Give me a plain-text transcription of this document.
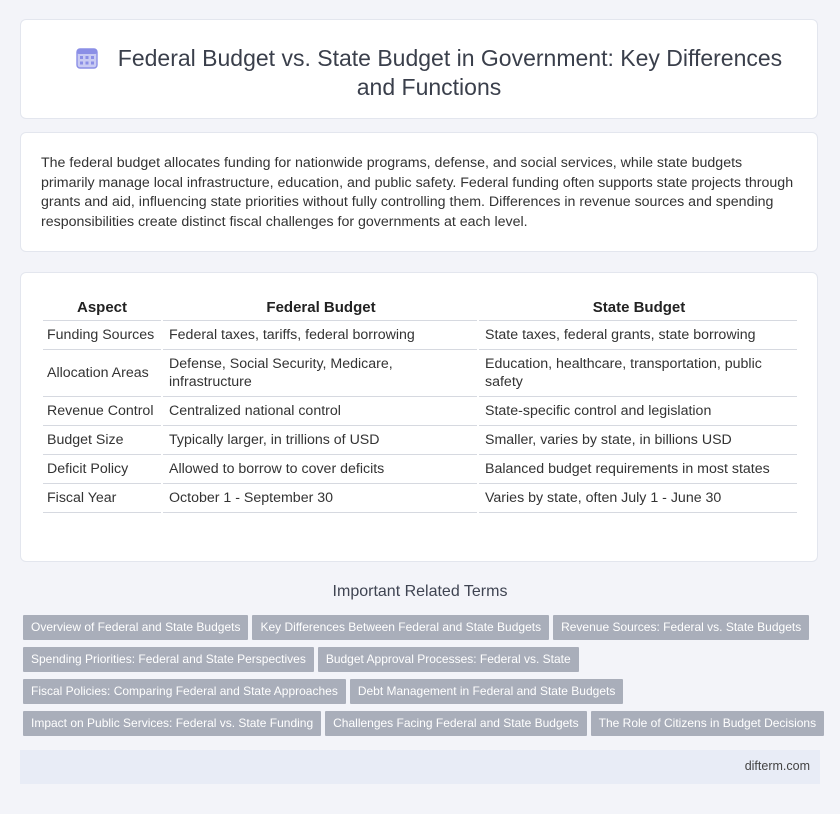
Federal Budget vs. State Budget in Government: Key Differences and Functions
The federal budget allocates funding for nationwide programs, defense, and social services, while state budgets primarily manage local infrastructure, education, and public safety. Federal funding often supports state projects through grants and aid, influencing state priorities without fully controlling them. Differences in revenue sources and spending responsibilities create distinct fiscal challenges for governments at each level.
Aspect	Federal Budget	State Budget
Funding Sources	Federal taxes, tariffs, federal borrowing	State taxes, federal grants, state borrowing
Allocation Areas	Defense, Social Security, Medicare, infrastructure	Education, healthcare, transportation, public safety
Revenue Control	Centralized national control	State-specific control and legislation
Budget Size	Typically larger, in trillions of USD	Smaller, varies by state, in billions USD
Deficit Policy	Allowed to borrow to cover deficits	Balanced budget requirements in most states
Fiscal Year	October 1 - September 30	Varies by state, often July 1 - June 30
Important Related Terms
Overview of Federal and State Budgets Key Differences Between Federal and State Budgets Revenue Sources: Federal vs. State Budgets
Spending Priorities: Federal and State Perspectives Budget Approval Processes: Federal vs. State
Fiscal Policies: Comparing Federal and State Approaches Debt Management in Federal and State Budgets
Impact on Public Services: Federal vs. State Funding Challenges Facing Federal and State Budgets The Role of Citizens in Budget Decisions
difterm.com
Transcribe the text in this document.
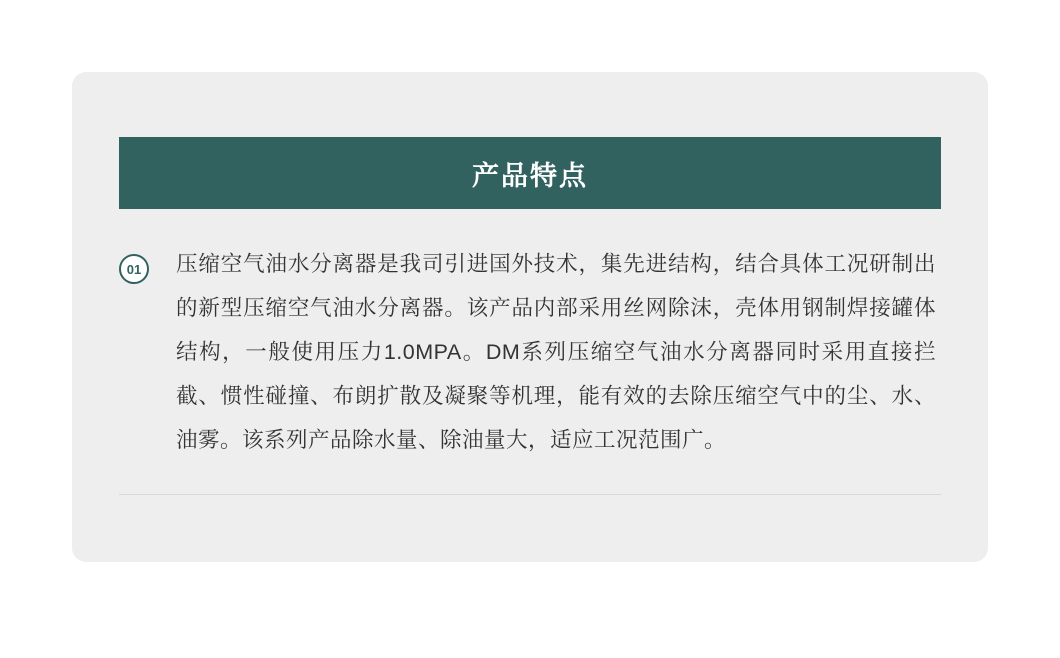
产品特点
01	压缩空气油水分离器是我司引进国外技术，集先进结构，结合具体工况研制出的新型压缩空气油水分离器。该产品内部采用丝网除沫，壳体用钢制焊接罐体结构，一般使用压力1.0MPA。DM系列压缩空气油水分离器同时采用直接拦截、惯性碰撞、布朗扩散及凝聚等机理，能有效的去除压缩空气中的尘、水、油雾。该系列产品除水量、除油量大，适应工况范围广。
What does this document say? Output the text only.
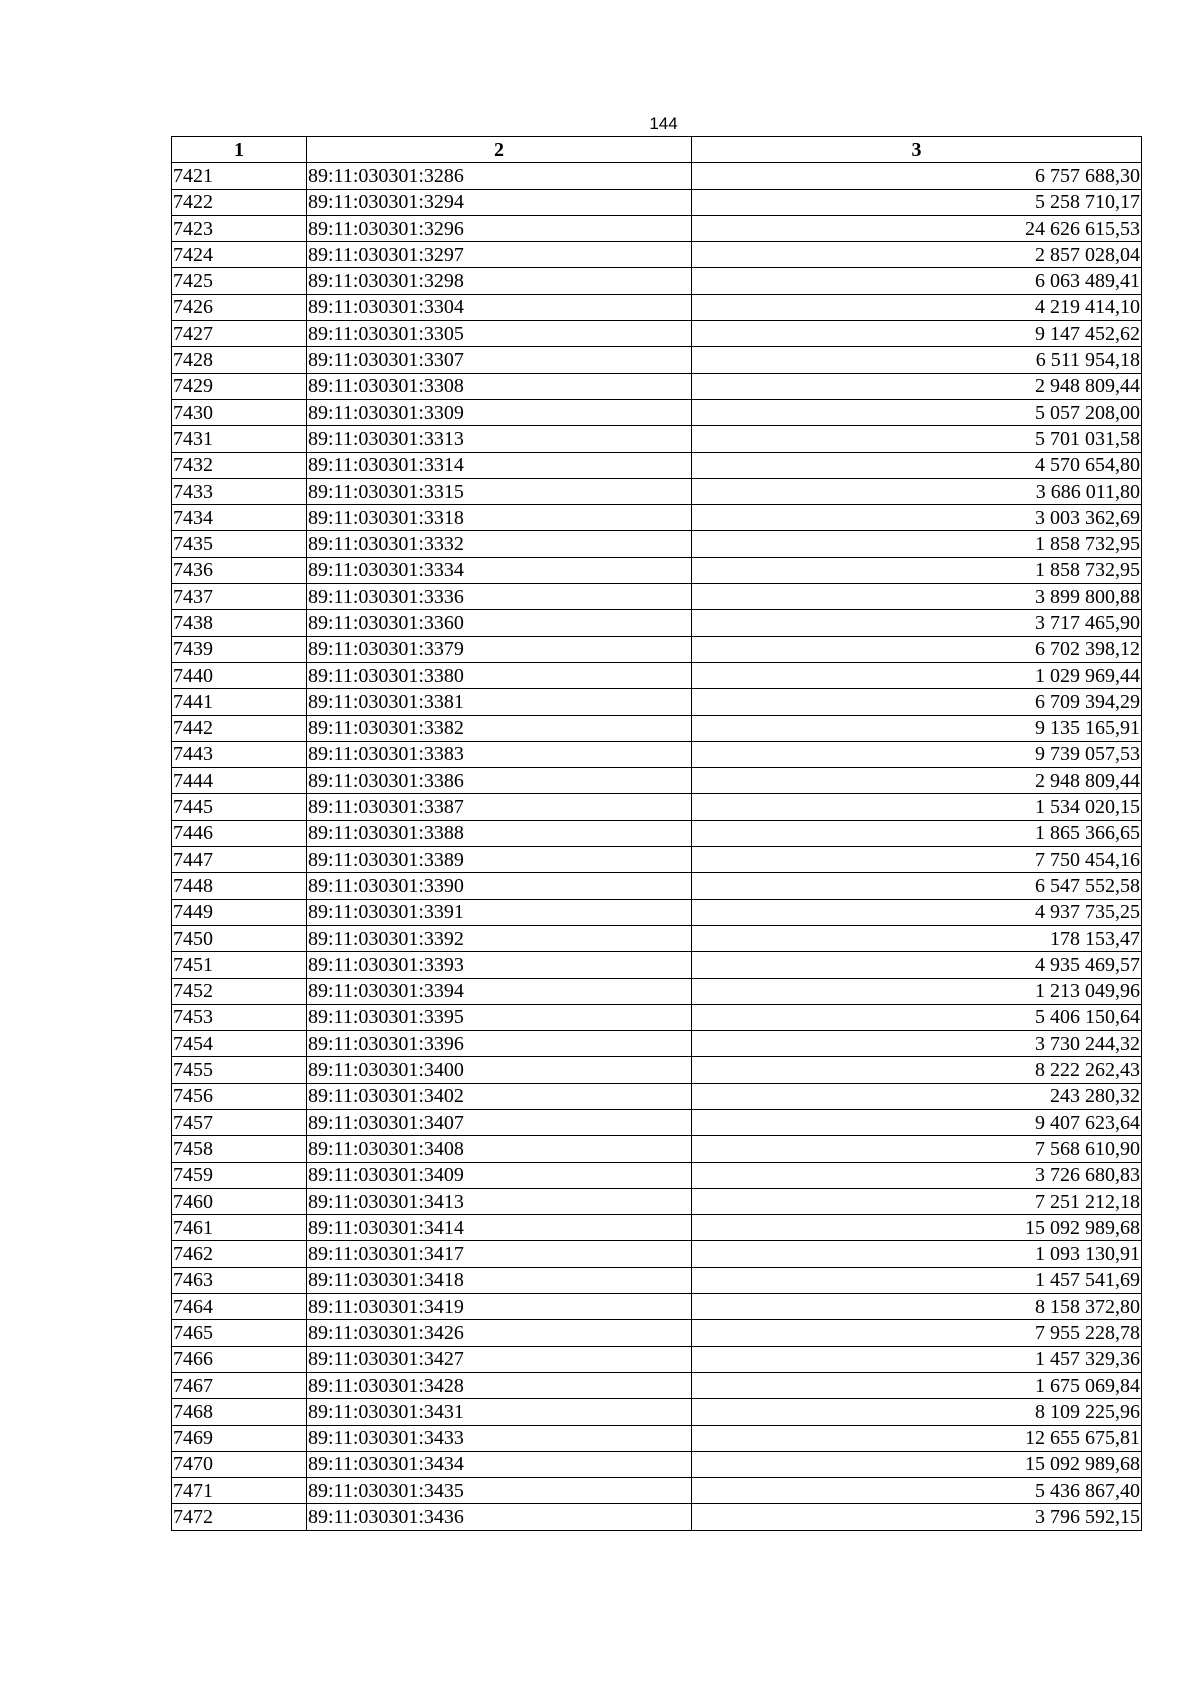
144
1	2	3
7421	89:11:030301:3286	6 757 688,30
7422	89:11:030301:3294	5 258 710,17
7423	89:11:030301:3296	24 626 615,53
7424	89:11:030301:3297	2 857 028,04
7425	89:11:030301:3298	6 063 489,41
7426	89:11:030301:3304	4 219 414,10
7427	89:11:030301:3305	9 147 452,62
7428	89:11:030301:3307	6 511 954,18
7429	89:11:030301:3308	2 948 809,44
7430	89:11:030301:3309	5 057 208,00
7431	89:11:030301:3313	5 701 031,58
7432	89:11:030301:3314	4 570 654,80
7433	89:11:030301:3315	3 686 011,80
7434	89:11:030301:3318	3 003 362,69
7435	89:11:030301:3332	1 858 732,95
7436	89:11:030301:3334	1 858 732,95
7437	89:11:030301:3336	3 899 800,88
7438	89:11:030301:3360	3 717 465,90
7439	89:11:030301:3379	6 702 398,12
7440	89:11:030301:3380	1 029 969,44
7441	89:11:030301:3381	6 709 394,29
7442	89:11:030301:3382	9 135 165,91
7443	89:11:030301:3383	9 739 057,53
7444	89:11:030301:3386	2 948 809,44
7445	89:11:030301:3387	1 534 020,15
7446	89:11:030301:3388	1 865 366,65
7447	89:11:030301:3389	7 750 454,16
7448	89:11:030301:3390	6 547 552,58
7449	89:11:030301:3391	4 937 735,25
7450	89:11:030301:3392	178 153,47
7451	89:11:030301:3393	4 935 469,57
7452	89:11:030301:3394	1 213 049,96
7453	89:11:030301:3395	5 406 150,64
7454	89:11:030301:3396	3 730 244,32
7455	89:11:030301:3400	8 222 262,43
7456	89:11:030301:3402	243 280,32
7457	89:11:030301:3407	9 407 623,64
7458	89:11:030301:3408	7 568 610,90
7459	89:11:030301:3409	3 726 680,83
7460	89:11:030301:3413	7 251 212,18
7461	89:11:030301:3414	15 092 989,68
7462	89:11:030301:3417	1 093 130,91
7463	89:11:030301:3418	1 457 541,69
7464	89:11:030301:3419	8 158 372,80
7465	89:11:030301:3426	7 955 228,78
7466	89:11:030301:3427	1 457 329,36
7467	89:11:030301:3428	1 675 069,84
7468	89:11:030301:3431	8 109 225,96
7469	89:11:030301:3433	12 655 675,81
7470	89:11:030301:3434	15 092 989,68
7471	89:11:030301:3435	5 436 867,40
7472	89:11:030301:3436	3 796 592,15
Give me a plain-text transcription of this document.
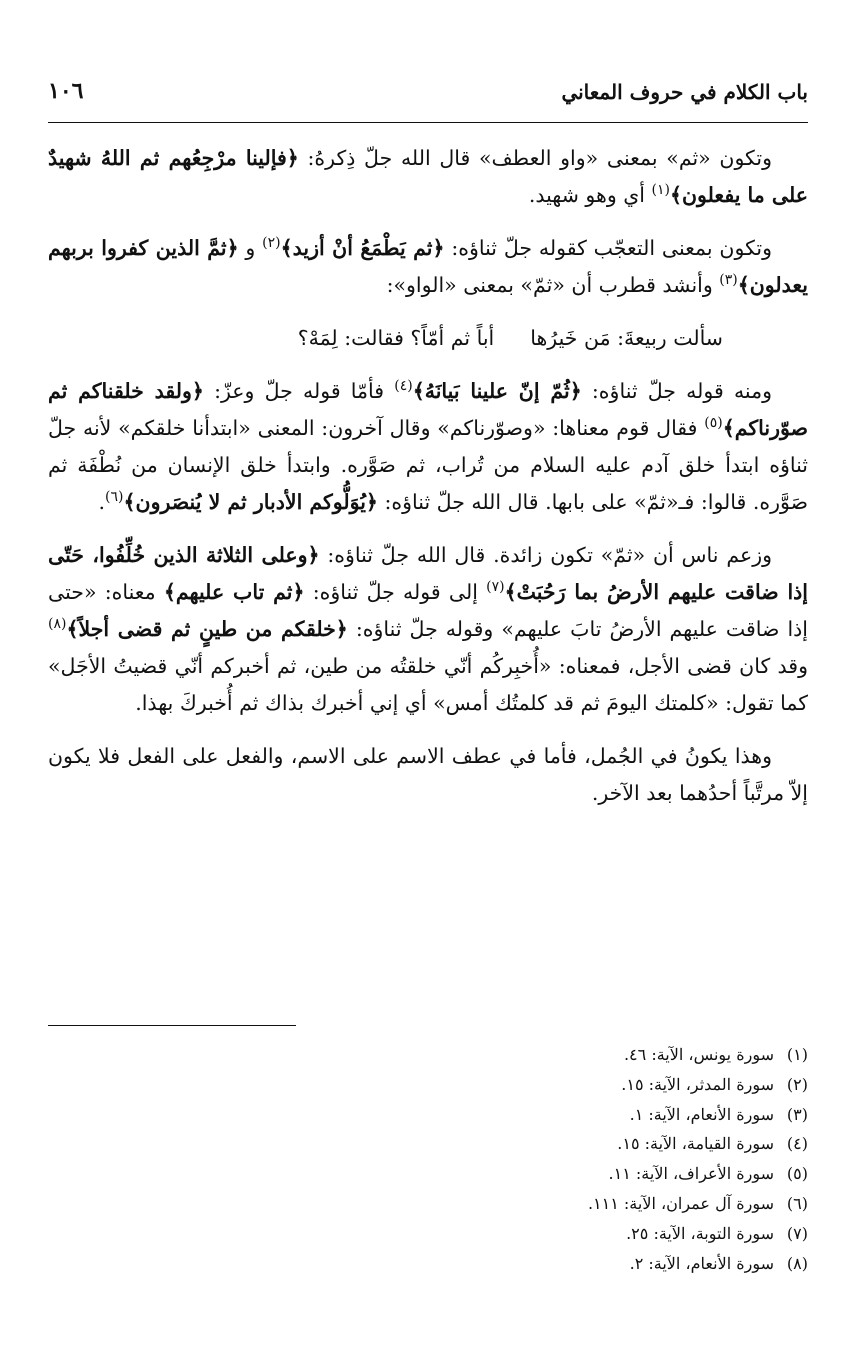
باب الكلام في حروف المعاني
١٠٦

وتكون «ثم» بمعنى «واو العطف» قال الله جلّ ذِكرهُ: ﴿فإلينا مرْجِعُهم ثم اللهُ شهيدٌ على ما يفعلون﴾$^{(١)}$ أي وهو شهيد.

وتكون بمعنى التعجّب كقوله جلّ ثناؤه: ﴿ثم يَطْمَعُ أنْ أزيد﴾$^{(٢)}$ و ﴿ثمَّ الذين كفروا بربهم يعدلون﴾$^{(٣)}$ وأنشد قطرب أن «ثمّ» بمعنى «الواو»:

سألت ربيعةَ: مَن خَيرُها
أباً ثم أمّاً؟ فقالت: لِمَهْ؟

ومنه قوله جلّ ثناؤه: ﴿ثُمّ إنّ علينا بَيانَهُ﴾$^{(٤)}$ فأمّا قوله جلّ وعزّ: ﴿ولقد خلقناكم ثم صوّرناكم﴾$^{(٥)}$ فقال قوم معناها: «وصوّرناكم» وقال آخرون: المعنى «ابتدأنا خلقكم» لأنه جلّ ثناؤه ابتدأ خلق آدم عليه السلام من تُراب، ثم صَوَّره. وابتدأ خلق الإنسان من نُطْفَة ثم صَوَّره. قالوا: فـ«ثمّ» على بابها. قال الله جلّ ثناؤه: ﴿يُوَلُّوكم الأدبار ثم لا يُنصَرون﴾$^{(٦)}$.

وزعم ناس أن «ثمّ» تكون زائدة. قال الله جلّ ثناؤه: ﴿وعلى الثلاثة الذين خُلِّفُوا، حَتّى إذا ضاقت عليهم الأرضُ بما رَحُبَتْ﴾$^{(٧)}$ إلى قوله جلّ ثناؤه: ﴿ثم تاب عليهم﴾ معناه: «حتى إذا ضاقت عليهم الأرضُ تابَ عليهم» وقوله جلّ ثناؤه: ﴿خلقكم من طينٍ ثم قضى أجلاً﴾$^{(٨)}$ وقد كان قضى الأجل، فمعناه: «أُخبِركُم أنّي خلقتُه من طين، ثم أخبركم أنّي قضيتُ الأجَل» كما تقول: «كلمتك اليومَ ثم قد كلمتُك أمس» أي إني أخبرك بذاك ثم أُخبركَ بهذا.

وهذا يكونُ في الجُمل، فأما في عطف الاسم على الاسم، والفعل على الفعل فلا يكون إلاّ مرتَّباً أحدُهما بعد الآخر.

(١)سورة يونس، الآية: ٤٦.
(٢)سورة المدثر، الآية: ١٥.
(٣)سورة الأنعام، الآية: ١.
(٤)سورة القيامة، الآية: ١٥.
(٥)سورة الأعراف، الآية: ١١.
(٦)سورة آل عمران، الآية: ١١١.
(٧)سورة التوبة، الآية: ٢٥.
(٨)سورة الأنعام، الآية: ٢.
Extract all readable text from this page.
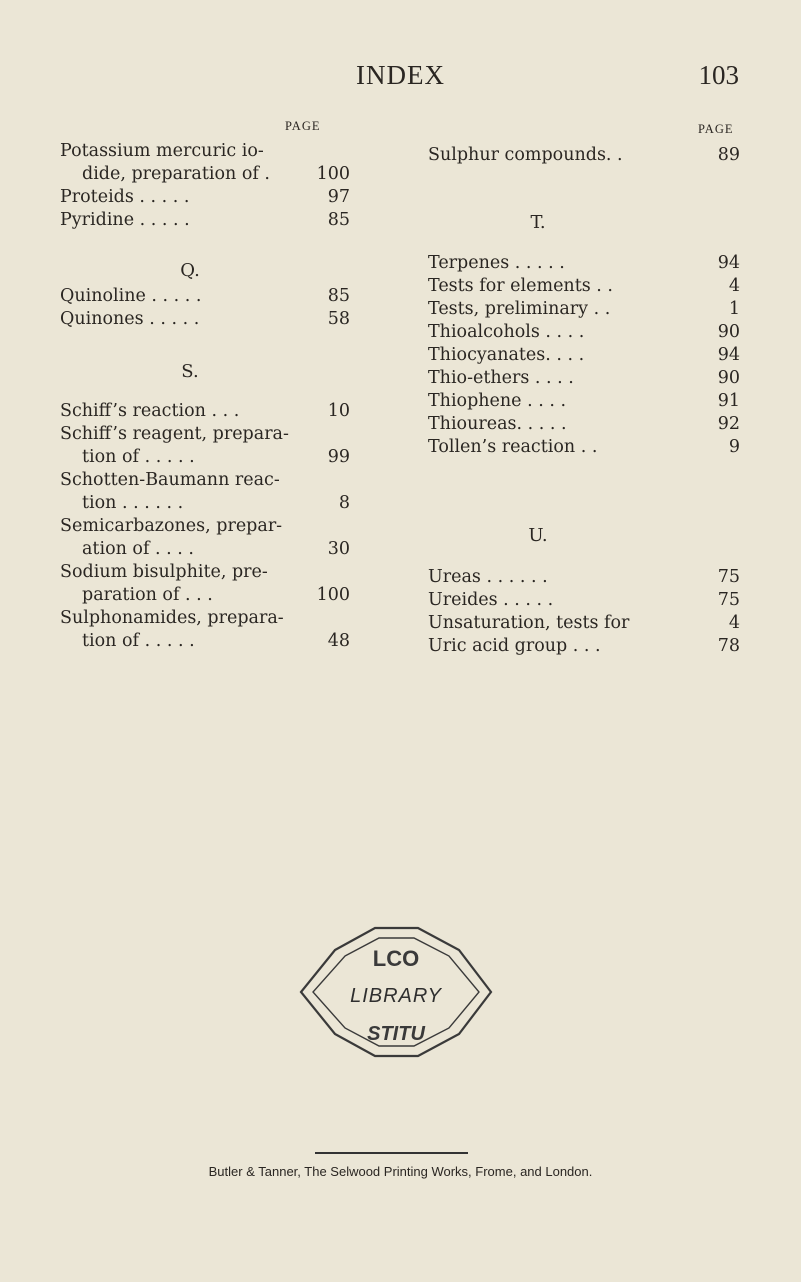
INDEX	103
PAGE
Potassium mercuric io-
dide, preparation of .	100
Proteids . . . . .	97
Pyridine . . . . .	85
Q.
Quinoline . . . . .	85
Quinones . . . . .	58
S.
Schiff’s reaction . . .	10
Schiff’s reagent, prepara-
tion of . . . . .	99
Schotten-Baumann reac-
tion . . . . . .	8
Semicarbazones, prepar-
ation of . . . .	30
Sodium bisulphite, pre-
paration of . . .	100
Sulphonamides, prepara-
tion of . . . . .	48
PAGE
Sulphur compounds. .	89
T.
Terpenes . . . . .	94
Tests for elements . .	4
Tests, preliminary . .	1
Thioalcohols . . . .	90
Thiocyanates. . . .	94
Thio-ethers . . . .	90
Thiophene . . . .	91
Thioureas. . . . .	92
Tollen’s reaction . .	9
U.
Ureas . . . . . .	75
Ureides . . . . .	75
Unsaturation, tests for	4
Uric acid group . . .	78
LCO
LIBRARY
STITU
Butler & Tanner, The Selwood Printing Works, Frome, and London.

> [What this task involves]: Exclude all pictures and reproduce verbatim the lines running from the line that contains "Extract all readable text from this page." to the end of the data above, both ends included.

> [Result for this exercise]:
Extract all readable text from this page.
INDEX	103
PAGE
Potassium mercuric io-
dide, preparation of .	100
Proteids . . . . .	97
Pyridine . . . . .	85
Q.
Quinoline . . . . .	85
Quinones . . . . .	58
S.
Schiff’s reaction . . .	10
Schiff’s reagent, prepara-
tion of . . . . .	99
Schotten-Baumann reac-
tion . . . . . .	8
Semicarbazones, prepar-
ation of . . . .	30
Sodium bisulphite, pre-
paration of . . .	100
Sulphonamides, prepara-
tion of . . . . .	48
PAGE
Sulphur compounds. .	89
T.
Terpenes . . . . .	94
Tests for elements . .	4
Tests, preliminary . .	1
Thioalcohols . . . .	90
Thiocyanates. . . .	94
Thio-ethers . . . .	90
Thiophene . . . .	91
Thioureas. . . . .	92
Tollen’s reaction . .	9
U.
Ureas . . . . . .	75
Ureides . . . . .	75
Unsaturation, tests for	4
Uric acid group . . .	78
LCO
LIBRARY
STITU
Butler & Tanner, The Selwood Printing Works, Frome, and London.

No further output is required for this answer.